Print out every record exactly as it appears.
---
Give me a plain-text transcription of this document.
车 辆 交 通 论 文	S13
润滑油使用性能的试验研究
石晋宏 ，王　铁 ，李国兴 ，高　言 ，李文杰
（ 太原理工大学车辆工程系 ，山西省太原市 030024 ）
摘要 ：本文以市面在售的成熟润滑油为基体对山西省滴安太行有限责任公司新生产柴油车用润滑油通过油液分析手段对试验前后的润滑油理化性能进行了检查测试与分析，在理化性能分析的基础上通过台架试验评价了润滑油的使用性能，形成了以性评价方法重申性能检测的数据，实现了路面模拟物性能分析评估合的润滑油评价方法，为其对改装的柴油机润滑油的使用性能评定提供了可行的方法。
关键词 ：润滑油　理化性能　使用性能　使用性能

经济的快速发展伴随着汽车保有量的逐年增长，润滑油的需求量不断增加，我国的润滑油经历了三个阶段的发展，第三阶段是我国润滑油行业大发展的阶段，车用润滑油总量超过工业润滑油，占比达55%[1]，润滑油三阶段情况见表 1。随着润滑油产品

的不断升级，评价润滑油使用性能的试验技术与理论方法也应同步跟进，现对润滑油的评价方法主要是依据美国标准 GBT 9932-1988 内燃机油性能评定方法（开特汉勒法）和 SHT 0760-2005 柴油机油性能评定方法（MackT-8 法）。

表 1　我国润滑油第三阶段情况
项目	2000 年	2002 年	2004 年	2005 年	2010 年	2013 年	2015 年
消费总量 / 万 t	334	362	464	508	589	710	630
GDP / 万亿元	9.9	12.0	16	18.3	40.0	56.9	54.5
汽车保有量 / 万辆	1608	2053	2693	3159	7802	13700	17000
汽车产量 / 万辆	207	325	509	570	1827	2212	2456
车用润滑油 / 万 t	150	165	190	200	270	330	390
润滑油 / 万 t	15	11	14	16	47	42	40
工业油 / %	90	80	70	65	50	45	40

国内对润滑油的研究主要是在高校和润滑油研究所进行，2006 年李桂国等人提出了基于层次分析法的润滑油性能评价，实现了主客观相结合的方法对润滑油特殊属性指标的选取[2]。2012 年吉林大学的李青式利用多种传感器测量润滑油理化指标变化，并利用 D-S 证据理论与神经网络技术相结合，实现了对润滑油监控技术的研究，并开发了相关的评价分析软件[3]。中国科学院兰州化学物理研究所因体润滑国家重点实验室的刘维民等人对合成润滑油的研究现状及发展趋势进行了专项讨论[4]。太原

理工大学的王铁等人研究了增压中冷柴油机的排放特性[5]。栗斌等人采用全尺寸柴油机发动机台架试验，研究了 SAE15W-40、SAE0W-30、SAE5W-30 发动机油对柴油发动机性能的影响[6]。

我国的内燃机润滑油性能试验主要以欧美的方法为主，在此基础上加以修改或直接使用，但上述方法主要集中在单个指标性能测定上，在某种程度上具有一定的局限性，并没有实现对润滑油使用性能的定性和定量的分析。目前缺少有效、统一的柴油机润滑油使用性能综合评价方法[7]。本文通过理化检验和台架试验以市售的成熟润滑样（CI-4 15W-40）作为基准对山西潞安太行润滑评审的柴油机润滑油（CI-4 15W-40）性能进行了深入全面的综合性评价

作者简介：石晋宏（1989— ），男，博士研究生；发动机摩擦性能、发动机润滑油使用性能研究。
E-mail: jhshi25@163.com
---
__REPLY__:
Give me a plain-text transcription of this document.
车 辆 交 通 论 文	S13
润滑油使用性能的试验研究
石晋宏 ，王　铁 ，李国兴 ，高　言 ，李文杰
（ 太原理工大学车辆工程系 ，山西省太原市 030024 ）
摘要 ：本文以市面在售的成熟润滑油为基体对山西省滴安太行有限责任公司新生产柴油车用润滑油通过油液分析手段对试验前后的润滑油理化性能进行了检查测试与分析，在理化性能分析的基础上通过台架试验评价了润滑油的使用性能，形成了以性评价方法重申性能检测的数据，实现了路面模拟物性能分析评估合的润滑油评价方法，为其对改装的柴油机润滑油的使用性能评定提供了可行的方法。
关键词 ：润滑油　理化性能　使用性能　使用性能

经济的快速发展伴随着汽车保有量的逐年增长，润滑油的需求量不断增加，我国的润滑油经历了三个阶段的发展，第三阶段是我国润滑油行业大发展的阶段，车用润滑油总量超过工业润滑油，占比达55%[1]，润滑油三阶段情况见表 1。随着润滑油产品

的不断升级，评价润滑油使用性能的试验技术与理论方法也应同步跟进，现对润滑油的评价方法主要是依据美国标准 GBT 9932-1988 内燃机油性能评定方法（开特汉勒法）和 SHT 0760-2005 柴油机油性能评定方法（MackT-8 法）。

表 1　我国润滑油第三阶段情况
项目	2000 年	2002 年	2004 年	2005 年	2010 年	2013 年	2015 年
消费总量 / 万 t	334	362	464	508	589	710	630
GDP / 万亿元	9.9	12.0	16	18.3	40.0	56.9	54.5
汽车保有量 / 万辆	1608	2053	2693	3159	7802	13700	17000
汽车产量 / 万辆	207	325	509	570	1827	2212	2456
车用润滑油 / 万 t	150	165	190	200	270	330	390
润滑油 / 万 t	15	11	14	16	47	42	40
工业油 / %	90	80	70	65	50	45	40

国内对润滑油的研究主要是在高校和润滑油研究所进行，2006 年李桂国等人提出了基于层次分析法的润滑油性能评价，实现了主客观相结合的方法对润滑油特殊属性指标的选取[2]。2012 年吉林大学的李青式利用多种传感器测量润滑油理化指标变化，并利用 D-S 证据理论与神经网络技术相结合，实现了对润滑油监控技术的研究，并开发了相关的评价分析软件[3]。中国科学院兰州化学物理研究所因体润滑国家重点实验室的刘维民等人对合成润滑油的研究现状及发展趋势进行了专项讨论[4]。太原

理工大学的王铁等人研究了增压中冷柴油机的排放特性[5]。栗斌等人采用全尺寸柴油机发动机台架试验，研究了 SAE15W-40、SAE0W-30、SAE5W-30 发动机油对柴油发动机性能的影响[6]。

我国的内燃机润滑油性能试验主要以欧美的方法为主，在此基础上加以修改或直接使用，但上述方法主要集中在单个指标性能测定上，在某种程度上具有一定的局限性，并没有实现对润滑油使用性能的定性和定量的分析。目前缺少有效、统一的柴油机润滑油使用性能综合评价方法[7]。本文通过理化检验和台架试验以市售的成熟润滑样（CI-4 15W-40）作为基准对山西潞安太行润滑评审的柴油机润滑油（CI-4 15W-40）性能进行了深入全面的综合性评价

作者简介：石晋宏（1989— ），男，博士研究生；发动机摩擦性能、发动机润滑油使用性能研究。
E-mail: jhshi25@163.com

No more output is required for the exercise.